Figure contents as structured data
** START **
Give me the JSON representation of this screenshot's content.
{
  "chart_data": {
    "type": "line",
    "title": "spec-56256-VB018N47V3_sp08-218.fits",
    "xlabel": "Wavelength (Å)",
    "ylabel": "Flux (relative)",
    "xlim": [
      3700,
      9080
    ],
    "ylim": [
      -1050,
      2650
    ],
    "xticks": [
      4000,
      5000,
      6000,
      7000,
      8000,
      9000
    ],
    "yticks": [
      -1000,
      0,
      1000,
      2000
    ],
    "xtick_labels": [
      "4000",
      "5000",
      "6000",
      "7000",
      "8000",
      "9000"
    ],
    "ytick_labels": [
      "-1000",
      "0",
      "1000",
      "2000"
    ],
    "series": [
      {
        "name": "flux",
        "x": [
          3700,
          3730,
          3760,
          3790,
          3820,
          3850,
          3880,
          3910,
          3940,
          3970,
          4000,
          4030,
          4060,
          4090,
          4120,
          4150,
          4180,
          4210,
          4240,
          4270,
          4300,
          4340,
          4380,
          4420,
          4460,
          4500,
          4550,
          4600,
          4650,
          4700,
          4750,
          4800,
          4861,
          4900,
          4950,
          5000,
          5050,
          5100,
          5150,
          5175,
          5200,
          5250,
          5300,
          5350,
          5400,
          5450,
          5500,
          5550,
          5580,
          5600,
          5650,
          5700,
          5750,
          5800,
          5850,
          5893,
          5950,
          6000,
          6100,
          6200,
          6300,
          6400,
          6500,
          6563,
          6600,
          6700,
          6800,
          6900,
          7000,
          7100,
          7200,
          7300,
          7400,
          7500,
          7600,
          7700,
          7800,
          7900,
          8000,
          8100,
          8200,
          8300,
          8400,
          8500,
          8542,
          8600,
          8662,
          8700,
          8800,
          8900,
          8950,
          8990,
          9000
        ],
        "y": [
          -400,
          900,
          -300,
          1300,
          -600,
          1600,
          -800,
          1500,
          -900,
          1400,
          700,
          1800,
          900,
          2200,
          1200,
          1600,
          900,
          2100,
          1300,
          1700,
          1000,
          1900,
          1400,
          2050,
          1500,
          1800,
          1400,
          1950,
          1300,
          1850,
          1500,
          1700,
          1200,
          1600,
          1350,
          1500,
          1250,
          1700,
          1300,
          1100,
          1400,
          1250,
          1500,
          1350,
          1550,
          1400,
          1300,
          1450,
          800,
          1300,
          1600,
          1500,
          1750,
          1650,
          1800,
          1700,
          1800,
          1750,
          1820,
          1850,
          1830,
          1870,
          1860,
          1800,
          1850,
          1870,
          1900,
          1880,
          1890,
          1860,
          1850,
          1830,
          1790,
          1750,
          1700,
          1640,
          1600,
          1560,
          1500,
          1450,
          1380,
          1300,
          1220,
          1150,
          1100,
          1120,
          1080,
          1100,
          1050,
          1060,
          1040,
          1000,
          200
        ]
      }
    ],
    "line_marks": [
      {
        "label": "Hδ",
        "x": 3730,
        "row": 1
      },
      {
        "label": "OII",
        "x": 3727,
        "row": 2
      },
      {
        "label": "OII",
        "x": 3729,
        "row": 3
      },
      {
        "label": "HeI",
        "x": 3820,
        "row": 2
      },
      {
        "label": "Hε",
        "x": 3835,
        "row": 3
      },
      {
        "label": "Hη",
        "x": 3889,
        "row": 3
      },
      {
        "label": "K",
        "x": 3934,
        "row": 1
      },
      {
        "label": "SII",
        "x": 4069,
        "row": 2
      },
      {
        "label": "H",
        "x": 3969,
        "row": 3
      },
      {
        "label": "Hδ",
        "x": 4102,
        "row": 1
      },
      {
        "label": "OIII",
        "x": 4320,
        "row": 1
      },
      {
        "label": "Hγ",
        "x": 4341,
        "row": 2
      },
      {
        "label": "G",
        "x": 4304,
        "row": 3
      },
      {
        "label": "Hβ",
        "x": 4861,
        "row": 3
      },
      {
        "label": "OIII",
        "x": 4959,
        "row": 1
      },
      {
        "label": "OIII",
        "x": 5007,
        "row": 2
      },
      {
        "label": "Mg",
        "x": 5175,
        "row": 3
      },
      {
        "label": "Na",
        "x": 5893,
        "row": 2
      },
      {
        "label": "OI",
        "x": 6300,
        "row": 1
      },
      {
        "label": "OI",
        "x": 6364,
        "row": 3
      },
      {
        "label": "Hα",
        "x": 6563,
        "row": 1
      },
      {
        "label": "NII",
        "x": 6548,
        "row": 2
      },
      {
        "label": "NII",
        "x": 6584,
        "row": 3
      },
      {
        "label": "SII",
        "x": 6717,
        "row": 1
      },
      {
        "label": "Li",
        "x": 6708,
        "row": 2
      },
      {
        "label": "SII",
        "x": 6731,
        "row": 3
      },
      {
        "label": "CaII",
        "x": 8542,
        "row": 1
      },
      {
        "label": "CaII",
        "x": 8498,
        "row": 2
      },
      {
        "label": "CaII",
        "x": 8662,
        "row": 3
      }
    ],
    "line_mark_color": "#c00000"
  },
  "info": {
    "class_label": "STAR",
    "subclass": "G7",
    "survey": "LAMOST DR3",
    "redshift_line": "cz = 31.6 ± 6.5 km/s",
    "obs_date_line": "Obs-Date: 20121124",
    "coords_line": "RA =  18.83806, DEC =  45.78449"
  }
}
** END **
Task details:
Extract each line of the listing above, copying it word for word.

Solution below:
Give me the JSON representation of this screenshot's content.
{
  "chart_data": {
    "type": "line",
    "title": "spec-56256-VB018N47V3_sp08-218.fits",
    "xlabel": "Wavelength (Å)",
    "ylabel": "Flux (relative)",
    "xlim": [
      3700,
      9080
    ],
    "ylim": [
      -1050,
      2650
    ],
    "xticks": [
      4000,
      5000,
      6000,
      7000,
      8000,
      9000
    ],
    "yticks": [
      -1000,
      0,
      1000,
      2000
    ],
    "xtick_labels": [
      "4000",
      "5000",
      "6000",
      "7000",
      "8000",
      "9000"
    ],
    "ytick_labels": [
      "-1000",
      "0",
      "1000",
      "2000"
    ],
    "series": [
      {
        "name": "flux",
        "x": [
          3700,
          3730,
          3760,
          3790,
          3820,
          3850,
          3880,
          3910,
          3940,
          3970,
          4000,
          4030,
          4060,
          4090,
          4120,
          4150,
          4180,
          4210,
          4240,
          4270,
          4300,
          4340,
          4380,
          4420,
          4460,
          4500,
          4550,
          4600,
          4650,
          4700,
          4750,
          4800,
          4861,
          4900,
          4950,
          5000,
          5050,
          5100,
          5150,
          5175,
          5200,
          5250,
          5300,
          5350,
          5400,
          5450,
          5500,
          5550,
          5580,
          5600,
          5650,
          5700,
          5750,
          5800,
          5850,
          5893,
          5950,
          6000,
          6100,
          6200,
          6300,
          6400,
          6500,
          6563,
          6600,
          6700,
          6800,
          6900,
          7000,
          7100,
          7200,
          7300,
          7400,
          7500,
          7600,
          7700,
          7800,
          7900,
          8000,
          8100,
          8200,
          8300,
          8400,
          8500,
          8542,
          8600,
          8662,
          8700,
          8800,
          8900,
          8950,
          8990,
          9000
        ],
        "y": [
          -400,
          900,
          -300,
          1300,
          -600,
          1600,
          -800,
          1500,
          -900,
          1400,
          700,
          1800,
          900,
          2200,
          1200,
          1600,
          900,
          2100,
          1300,
          1700,
          1000,
          1900,
          1400,
          2050,
          1500,
          1800,
          1400,
          1950,
          1300,
          1850,
          1500,
          1700,
          1200,
          1600,
          1350,
          1500,
          1250,
          1700,
          1300,
          1100,
          1400,
          1250,
          1500,
          1350,
          1550,
          1400,
          1300,
          1450,
          800,
          1300,
          1600,
          1500,
          1750,
          1650,
          1800,
          1700,
          1800,
          1750,
          1820,
          1850,
          1830,
          1870,
          1860,
          1800,
          1850,
          1870,
          1900,
          1880,
          1890,
          1860,
          1850,
          1830,
          1790,
          1750,
          1700,
          1640,
          1600,
          1560,
          1500,
          1450,
          1380,
          1300,
          1220,
          1150,
          1100,
          1120,
          1080,
          1100,
          1050,
          1060,
          1040,
          1000,
          200
        ]
      }
    ],
    "line_marks": [
      {
        "label": "Hδ",
        "x": 3730,
        "row": 1
      },
      {
        "label": "OII",
        "x": 3727,
        "row": 2
      },
      {
        "label": "OII",
        "x": 3729,
        "row": 3
      },
      {
        "label": "HeI",
        "x": 3820,
        "row": 2
      },
      {
        "label": "Hε",
        "x": 3835,
        "row": 3
      },
      {
        "label": "Hη",
        "x": 3889,
        "row": 3
      },
      {
        "label": "K",
        "x": 3934,
        "row": 1
      },
      {
        "label": "SII",
        "x": 4069,
        "row": 2
      },
      {
        "label": "H",
        "x": 3969,
        "row": 3
      },
      {
        "label": "Hδ",
        "x": 4102,
        "row": 1
      },
      {
        "label": "OIII",
        "x": 4320,
        "row": 1
      },
      {
        "label": "Hγ",
        "x": 4341,
        "row": 2
      },
      {
        "label": "G",
        "x": 4304,
        "row": 3
      },
      {
        "label": "Hβ",
        "x": 4861,
        "row": 3
      },
      {
        "label": "OIII",
        "x": 4959,
        "row": 1
      },
      {
        "label": "OIII",
        "x": 5007,
        "row": 2
      },
      {
        "label": "Mg",
        "x": 5175,
        "row": 3
      },
      {
        "label": "Na",
        "x": 5893,
        "row": 2
      },
      {
        "label": "OI",
        "x": 6300,
        "row": 1
      },
      {
        "label": "OI",
        "x": 6364,
        "row": 3
      },
      {
        "label": "Hα",
        "x": 6563,
        "row": 1
      },
      {
        "label": "NII",
        "x": 6548,
        "row": 2
      },
      {
        "label": "NII",
        "x": 6584,
        "row": 3
      },
      {
        "label": "SII",
        "x": 6717,
        "row": 1
      },
      {
        "label": "Li",
        "x": 6708,
        "row": 2
      },
      {
        "label": "SII",
        "x": 6731,
        "row": 3
      },
      {
        "label": "CaII",
        "x": 8542,
        "row": 1
      },
      {
        "label": "CaII",
        "x": 8498,
        "row": 2
      },
      {
        "label": "CaII",
        "x": 8662,
        "row": 3
      }
    ],
    "line_mark_color": "#c00000"
  },
  "info": {
    "class_label": "STAR",
    "subclass": "G7",
    "survey": "LAMOST DR3",
    "redshift_line": "cz = 31.6 ± 6.5 km/s",
    "obs_date_line": "Obs-Date: 20121124",
    "coords_line": "RA =  18.83806, DEC =  45.78449"
  }
}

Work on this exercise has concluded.